Required work:
Find each line with the word "this" and copy it.

--- Source records ---

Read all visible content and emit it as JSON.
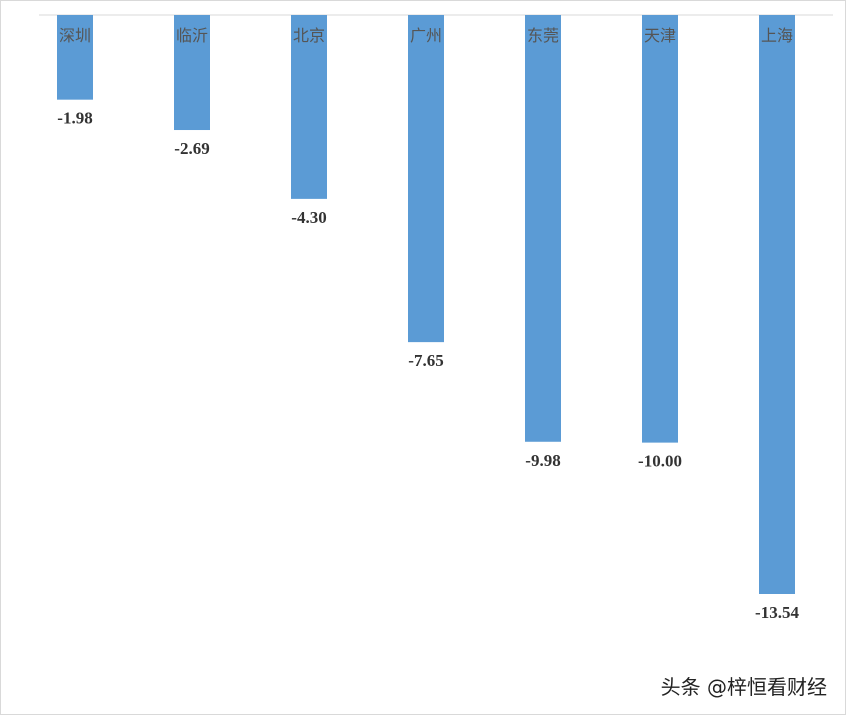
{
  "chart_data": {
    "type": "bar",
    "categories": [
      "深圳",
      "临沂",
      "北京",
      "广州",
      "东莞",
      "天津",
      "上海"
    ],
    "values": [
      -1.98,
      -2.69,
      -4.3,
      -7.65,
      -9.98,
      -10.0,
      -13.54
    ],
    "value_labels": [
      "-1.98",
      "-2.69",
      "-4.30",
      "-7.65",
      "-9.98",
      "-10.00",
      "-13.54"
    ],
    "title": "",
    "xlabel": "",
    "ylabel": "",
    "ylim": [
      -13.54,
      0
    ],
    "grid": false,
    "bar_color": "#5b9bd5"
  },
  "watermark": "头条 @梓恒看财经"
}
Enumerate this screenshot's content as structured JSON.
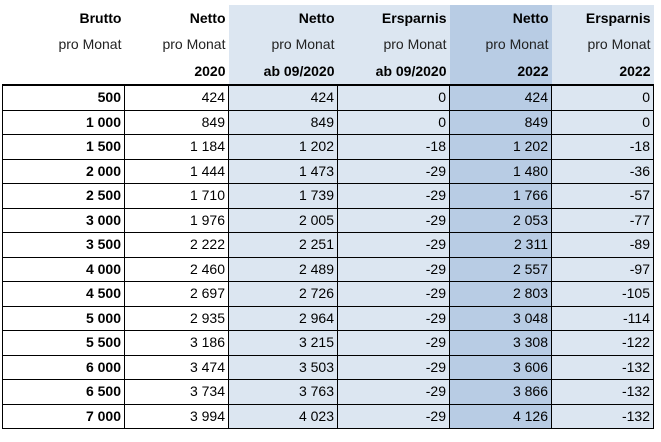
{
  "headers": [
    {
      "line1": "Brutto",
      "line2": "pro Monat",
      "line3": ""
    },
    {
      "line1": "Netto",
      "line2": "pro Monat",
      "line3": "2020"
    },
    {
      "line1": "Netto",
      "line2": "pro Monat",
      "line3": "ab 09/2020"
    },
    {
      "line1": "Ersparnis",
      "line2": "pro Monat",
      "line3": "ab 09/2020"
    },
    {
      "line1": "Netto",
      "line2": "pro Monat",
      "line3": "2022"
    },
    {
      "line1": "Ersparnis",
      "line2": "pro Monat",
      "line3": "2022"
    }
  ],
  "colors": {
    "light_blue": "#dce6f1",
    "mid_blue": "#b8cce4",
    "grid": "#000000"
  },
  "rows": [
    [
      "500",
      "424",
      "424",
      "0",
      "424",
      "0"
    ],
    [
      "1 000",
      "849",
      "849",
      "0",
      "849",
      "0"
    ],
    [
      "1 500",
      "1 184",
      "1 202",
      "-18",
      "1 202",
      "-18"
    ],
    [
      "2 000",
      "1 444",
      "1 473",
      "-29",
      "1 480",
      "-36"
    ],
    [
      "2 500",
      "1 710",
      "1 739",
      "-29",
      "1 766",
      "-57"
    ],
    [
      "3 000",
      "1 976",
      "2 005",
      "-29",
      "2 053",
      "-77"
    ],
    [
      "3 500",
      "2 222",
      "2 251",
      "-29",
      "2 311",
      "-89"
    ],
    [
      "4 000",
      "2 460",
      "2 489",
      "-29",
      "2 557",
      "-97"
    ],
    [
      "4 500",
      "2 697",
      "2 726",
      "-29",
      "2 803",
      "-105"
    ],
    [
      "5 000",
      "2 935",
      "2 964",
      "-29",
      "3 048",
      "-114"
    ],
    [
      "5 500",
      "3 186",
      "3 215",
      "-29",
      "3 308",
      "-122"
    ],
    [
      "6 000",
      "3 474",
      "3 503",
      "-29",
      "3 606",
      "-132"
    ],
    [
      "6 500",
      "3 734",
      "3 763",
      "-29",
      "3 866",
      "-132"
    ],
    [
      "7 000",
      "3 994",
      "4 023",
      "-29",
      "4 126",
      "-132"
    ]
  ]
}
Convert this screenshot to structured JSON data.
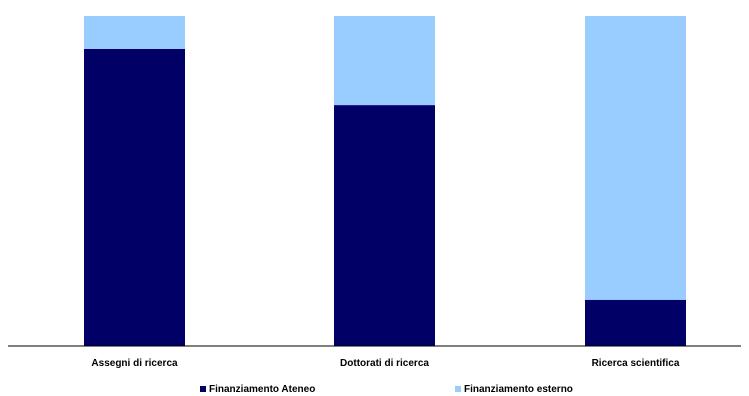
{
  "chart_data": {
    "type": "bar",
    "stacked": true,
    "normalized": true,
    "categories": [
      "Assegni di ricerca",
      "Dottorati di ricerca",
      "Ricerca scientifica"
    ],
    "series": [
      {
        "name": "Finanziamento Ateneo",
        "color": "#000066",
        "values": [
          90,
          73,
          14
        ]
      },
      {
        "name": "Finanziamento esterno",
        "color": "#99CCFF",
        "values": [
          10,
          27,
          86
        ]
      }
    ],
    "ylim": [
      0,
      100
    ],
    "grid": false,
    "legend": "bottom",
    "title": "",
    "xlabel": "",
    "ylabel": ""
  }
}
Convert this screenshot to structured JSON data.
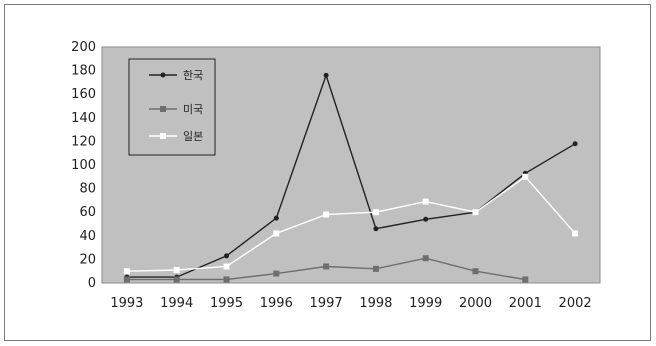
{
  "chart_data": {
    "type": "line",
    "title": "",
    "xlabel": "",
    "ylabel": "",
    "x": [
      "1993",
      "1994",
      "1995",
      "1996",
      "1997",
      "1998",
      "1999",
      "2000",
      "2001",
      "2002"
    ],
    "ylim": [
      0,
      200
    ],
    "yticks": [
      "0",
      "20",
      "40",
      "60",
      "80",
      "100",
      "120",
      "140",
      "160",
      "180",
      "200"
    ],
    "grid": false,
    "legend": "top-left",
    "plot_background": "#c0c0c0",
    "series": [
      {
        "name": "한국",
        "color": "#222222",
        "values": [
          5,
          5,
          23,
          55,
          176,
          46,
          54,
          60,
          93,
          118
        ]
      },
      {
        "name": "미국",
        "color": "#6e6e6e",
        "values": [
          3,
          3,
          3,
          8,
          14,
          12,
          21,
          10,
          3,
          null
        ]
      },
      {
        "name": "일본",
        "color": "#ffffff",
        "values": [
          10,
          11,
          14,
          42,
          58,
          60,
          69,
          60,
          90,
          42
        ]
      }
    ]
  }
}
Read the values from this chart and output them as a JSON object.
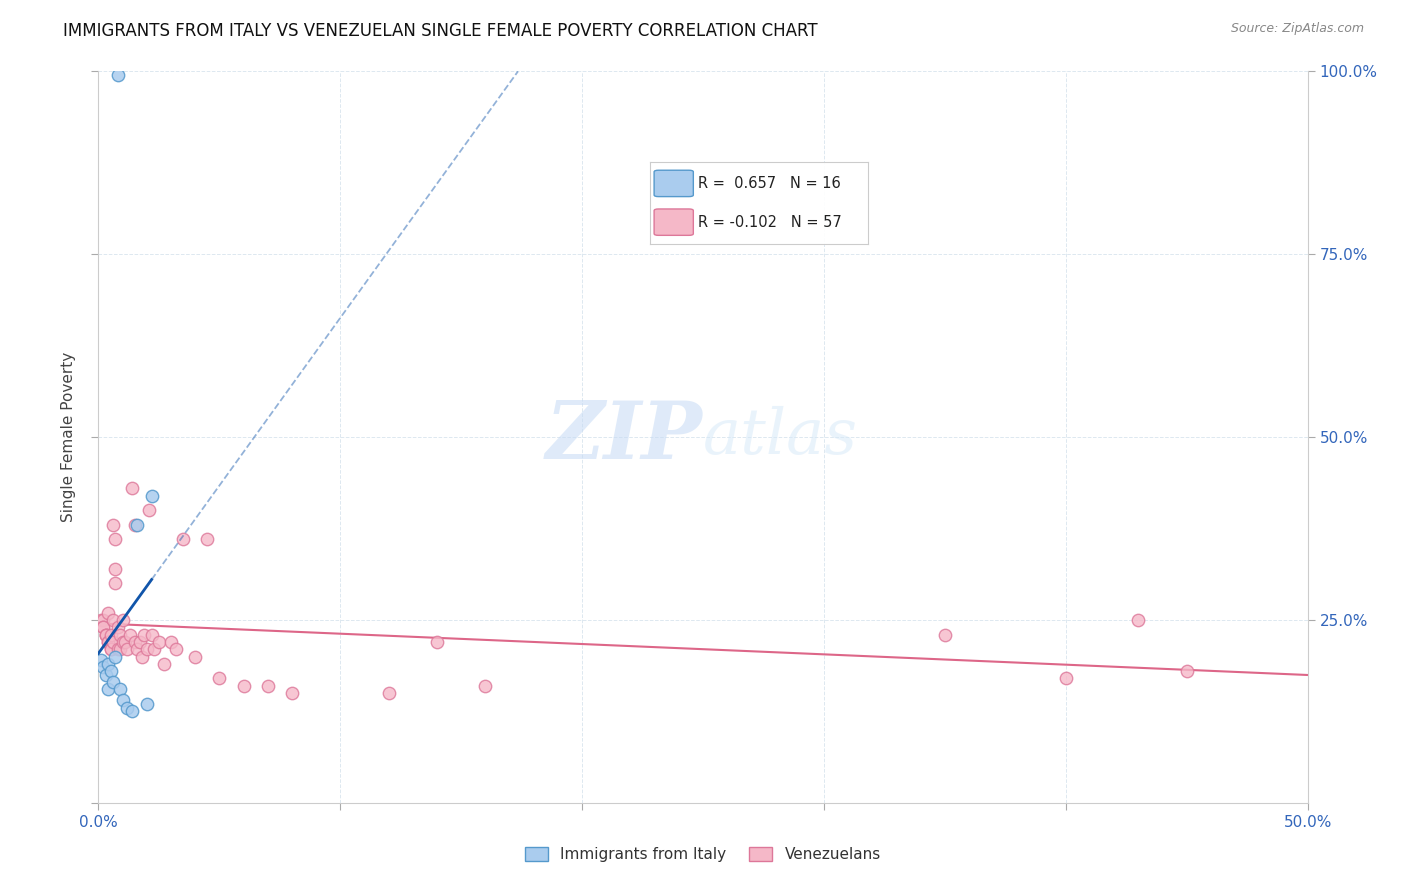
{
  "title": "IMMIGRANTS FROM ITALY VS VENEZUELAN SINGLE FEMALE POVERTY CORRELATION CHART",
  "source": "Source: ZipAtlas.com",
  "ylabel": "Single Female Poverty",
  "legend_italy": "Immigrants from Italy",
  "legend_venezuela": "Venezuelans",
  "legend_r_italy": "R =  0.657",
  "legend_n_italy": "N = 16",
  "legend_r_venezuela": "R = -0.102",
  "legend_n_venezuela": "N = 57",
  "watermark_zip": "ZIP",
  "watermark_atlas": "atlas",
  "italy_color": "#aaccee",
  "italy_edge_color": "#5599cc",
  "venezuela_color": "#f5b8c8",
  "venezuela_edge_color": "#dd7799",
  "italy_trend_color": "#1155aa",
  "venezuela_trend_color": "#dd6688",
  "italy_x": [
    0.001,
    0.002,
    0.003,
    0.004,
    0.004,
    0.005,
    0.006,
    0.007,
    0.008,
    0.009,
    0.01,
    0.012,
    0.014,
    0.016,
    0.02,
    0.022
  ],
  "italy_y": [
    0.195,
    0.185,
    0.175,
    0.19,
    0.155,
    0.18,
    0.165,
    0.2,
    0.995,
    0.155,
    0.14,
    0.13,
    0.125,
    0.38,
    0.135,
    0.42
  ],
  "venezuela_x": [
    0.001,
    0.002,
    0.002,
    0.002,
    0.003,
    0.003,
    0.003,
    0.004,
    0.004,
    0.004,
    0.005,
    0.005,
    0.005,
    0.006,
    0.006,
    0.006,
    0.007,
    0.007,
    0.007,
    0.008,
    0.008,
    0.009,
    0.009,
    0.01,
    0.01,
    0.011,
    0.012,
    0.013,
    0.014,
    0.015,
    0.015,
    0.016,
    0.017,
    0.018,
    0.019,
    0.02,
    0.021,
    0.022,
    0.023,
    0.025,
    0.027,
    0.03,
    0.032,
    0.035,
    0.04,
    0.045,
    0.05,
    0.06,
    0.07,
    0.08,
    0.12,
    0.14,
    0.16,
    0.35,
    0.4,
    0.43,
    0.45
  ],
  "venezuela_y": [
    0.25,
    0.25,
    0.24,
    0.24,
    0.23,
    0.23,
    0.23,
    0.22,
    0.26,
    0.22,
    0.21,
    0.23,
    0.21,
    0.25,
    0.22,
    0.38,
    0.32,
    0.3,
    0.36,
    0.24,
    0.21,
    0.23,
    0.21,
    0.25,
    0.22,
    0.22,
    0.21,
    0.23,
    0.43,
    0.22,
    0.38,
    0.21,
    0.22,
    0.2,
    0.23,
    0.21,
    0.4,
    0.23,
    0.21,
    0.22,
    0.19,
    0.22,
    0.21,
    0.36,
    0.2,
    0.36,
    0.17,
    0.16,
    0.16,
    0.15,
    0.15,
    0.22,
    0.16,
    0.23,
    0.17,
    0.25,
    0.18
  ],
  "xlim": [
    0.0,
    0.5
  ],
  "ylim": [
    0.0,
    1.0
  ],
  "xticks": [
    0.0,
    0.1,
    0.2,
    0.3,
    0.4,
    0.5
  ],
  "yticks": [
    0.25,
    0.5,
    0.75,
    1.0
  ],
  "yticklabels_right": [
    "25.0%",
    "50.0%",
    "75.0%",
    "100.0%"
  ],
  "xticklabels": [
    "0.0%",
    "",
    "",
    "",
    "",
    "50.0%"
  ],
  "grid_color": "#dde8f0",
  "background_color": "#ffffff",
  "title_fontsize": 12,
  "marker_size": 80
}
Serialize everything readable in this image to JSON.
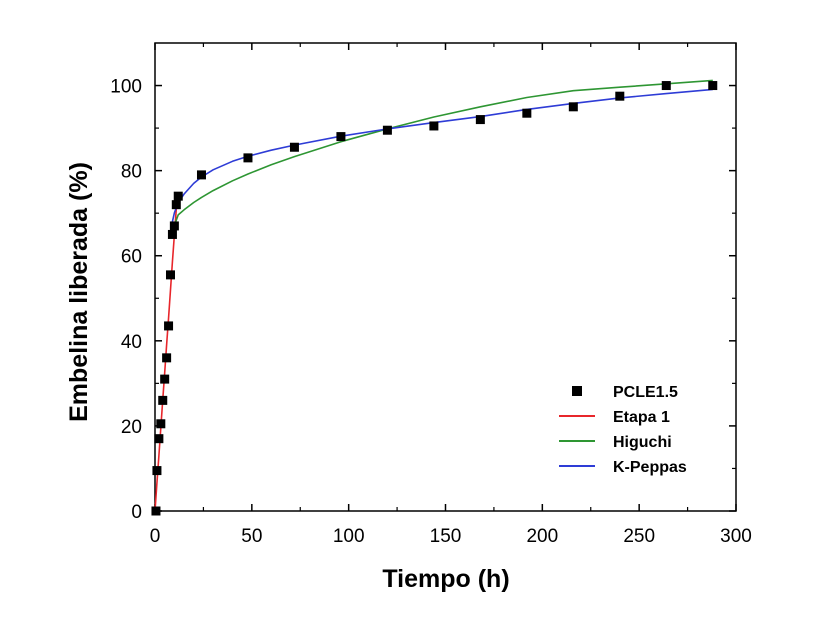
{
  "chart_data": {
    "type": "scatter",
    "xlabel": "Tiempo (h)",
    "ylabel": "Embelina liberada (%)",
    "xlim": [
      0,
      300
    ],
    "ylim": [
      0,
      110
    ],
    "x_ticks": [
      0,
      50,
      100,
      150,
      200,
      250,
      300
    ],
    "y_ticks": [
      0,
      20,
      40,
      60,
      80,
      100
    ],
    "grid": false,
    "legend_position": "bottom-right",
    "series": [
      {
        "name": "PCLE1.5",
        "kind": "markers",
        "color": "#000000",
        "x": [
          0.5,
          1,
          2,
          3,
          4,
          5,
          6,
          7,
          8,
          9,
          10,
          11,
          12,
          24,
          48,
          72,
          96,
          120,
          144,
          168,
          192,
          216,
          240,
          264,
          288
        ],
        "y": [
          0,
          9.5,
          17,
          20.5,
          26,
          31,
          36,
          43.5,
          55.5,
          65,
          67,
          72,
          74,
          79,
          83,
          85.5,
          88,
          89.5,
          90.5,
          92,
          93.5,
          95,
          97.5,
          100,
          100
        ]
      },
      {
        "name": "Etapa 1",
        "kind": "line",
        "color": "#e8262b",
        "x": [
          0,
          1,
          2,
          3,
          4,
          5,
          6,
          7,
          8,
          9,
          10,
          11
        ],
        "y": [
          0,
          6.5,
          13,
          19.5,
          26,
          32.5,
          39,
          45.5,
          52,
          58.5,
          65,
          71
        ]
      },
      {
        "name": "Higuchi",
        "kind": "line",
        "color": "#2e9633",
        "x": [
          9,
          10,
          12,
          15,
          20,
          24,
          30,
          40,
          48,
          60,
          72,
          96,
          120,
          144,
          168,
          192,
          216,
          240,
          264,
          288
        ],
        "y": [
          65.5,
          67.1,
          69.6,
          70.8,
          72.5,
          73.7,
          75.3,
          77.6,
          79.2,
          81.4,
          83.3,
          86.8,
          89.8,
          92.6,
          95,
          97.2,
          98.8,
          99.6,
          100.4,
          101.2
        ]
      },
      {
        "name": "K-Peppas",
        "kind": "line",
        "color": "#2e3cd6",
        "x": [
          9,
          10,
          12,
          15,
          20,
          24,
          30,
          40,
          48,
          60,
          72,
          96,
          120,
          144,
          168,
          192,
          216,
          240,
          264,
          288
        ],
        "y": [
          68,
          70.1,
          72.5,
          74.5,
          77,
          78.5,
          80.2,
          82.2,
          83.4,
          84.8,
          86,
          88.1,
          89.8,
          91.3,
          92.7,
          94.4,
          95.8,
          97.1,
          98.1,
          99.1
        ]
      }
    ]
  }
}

---

In response:
Enumerate this screenshot's content as structured JSON.
Convert this screenshot to structured JSON data.
Convert this screenshot to structured JSON data.
Read the values from this chart and output them as a JSON object.
Serialize everything readable in this image to JSON.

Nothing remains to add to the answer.